### Dataset records
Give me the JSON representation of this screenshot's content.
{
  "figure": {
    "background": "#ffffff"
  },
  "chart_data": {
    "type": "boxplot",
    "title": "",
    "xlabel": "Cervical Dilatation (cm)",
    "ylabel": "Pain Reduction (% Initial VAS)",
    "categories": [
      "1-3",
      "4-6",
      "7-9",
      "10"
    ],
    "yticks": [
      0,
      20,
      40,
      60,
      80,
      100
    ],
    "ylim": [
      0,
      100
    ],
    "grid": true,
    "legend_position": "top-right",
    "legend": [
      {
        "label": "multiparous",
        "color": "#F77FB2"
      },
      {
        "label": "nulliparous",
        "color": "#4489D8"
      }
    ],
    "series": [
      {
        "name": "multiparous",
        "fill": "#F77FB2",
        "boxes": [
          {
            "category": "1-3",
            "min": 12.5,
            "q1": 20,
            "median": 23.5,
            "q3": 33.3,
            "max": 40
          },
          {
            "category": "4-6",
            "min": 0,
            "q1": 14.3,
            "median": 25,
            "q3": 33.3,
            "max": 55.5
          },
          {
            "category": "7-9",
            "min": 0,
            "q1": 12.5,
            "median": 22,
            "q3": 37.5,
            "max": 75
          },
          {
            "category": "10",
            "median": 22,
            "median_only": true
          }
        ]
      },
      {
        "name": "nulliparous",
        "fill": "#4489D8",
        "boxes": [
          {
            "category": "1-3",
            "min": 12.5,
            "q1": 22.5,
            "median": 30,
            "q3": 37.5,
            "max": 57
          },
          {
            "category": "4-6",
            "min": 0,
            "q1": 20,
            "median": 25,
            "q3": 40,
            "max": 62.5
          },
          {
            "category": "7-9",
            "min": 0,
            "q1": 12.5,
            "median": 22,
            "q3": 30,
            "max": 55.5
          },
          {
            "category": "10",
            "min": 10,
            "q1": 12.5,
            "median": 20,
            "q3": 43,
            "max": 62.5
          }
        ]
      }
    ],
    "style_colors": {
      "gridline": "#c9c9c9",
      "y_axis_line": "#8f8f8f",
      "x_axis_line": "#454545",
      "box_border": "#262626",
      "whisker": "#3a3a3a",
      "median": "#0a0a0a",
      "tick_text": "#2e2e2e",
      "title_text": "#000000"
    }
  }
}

### Task prompt
Copy out all of the lines above exactly.

### Exercise response
Give me the JSON representation of this screenshot's content.
{
  "figure": {
    "background": "#ffffff"
  },
  "chart_data": {
    "type": "boxplot",
    "title": "",
    "xlabel": "Cervical Dilatation (cm)",
    "ylabel": "Pain Reduction (% Initial VAS)",
    "categories": [
      "1-3",
      "4-6",
      "7-9",
      "10"
    ],
    "yticks": [
      0,
      20,
      40,
      60,
      80,
      100
    ],
    "ylim": [
      0,
      100
    ],
    "grid": true,
    "legend_position": "top-right",
    "legend": [
      {
        "label": "multiparous",
        "color": "#F77FB2"
      },
      {
        "label": "nulliparous",
        "color": "#4489D8"
      }
    ],
    "series": [
      {
        "name": "multiparous",
        "fill": "#F77FB2",
        "boxes": [
          {
            "category": "1-3",
            "min": 12.5,
            "q1": 20,
            "median": 23.5,
            "q3": 33.3,
            "max": 40
          },
          {
            "category": "4-6",
            "min": 0,
            "q1": 14.3,
            "median": 25,
            "q3": 33.3,
            "max": 55.5
          },
          {
            "category": "7-9",
            "min": 0,
            "q1": 12.5,
            "median": 22,
            "q3": 37.5,
            "max": 75
          },
          {
            "category": "10",
            "median": 22,
            "median_only": true
          }
        ]
      },
      {
        "name": "nulliparous",
        "fill": "#4489D8",
        "boxes": [
          {
            "category": "1-3",
            "min": 12.5,
            "q1": 22.5,
            "median": 30,
            "q3": 37.5,
            "max": 57
          },
          {
            "category": "4-6",
            "min": 0,
            "q1": 20,
            "median": 25,
            "q3": 40,
            "max": 62.5
          },
          {
            "category": "7-9",
            "min": 0,
            "q1": 12.5,
            "median": 22,
            "q3": 30,
            "max": 55.5
          },
          {
            "category": "10",
            "min": 10,
            "q1": 12.5,
            "median": 20,
            "q3": 43,
            "max": 62.5
          }
        ]
      }
    ],
    "style_colors": {
      "gridline": "#c9c9c9",
      "y_axis_line": "#8f8f8f",
      "x_axis_line": "#454545",
      "box_border": "#262626",
      "whisker": "#3a3a3a",
      "median": "#0a0a0a",
      "tick_text": "#2e2e2e",
      "title_text": "#000000"
    }
  }
}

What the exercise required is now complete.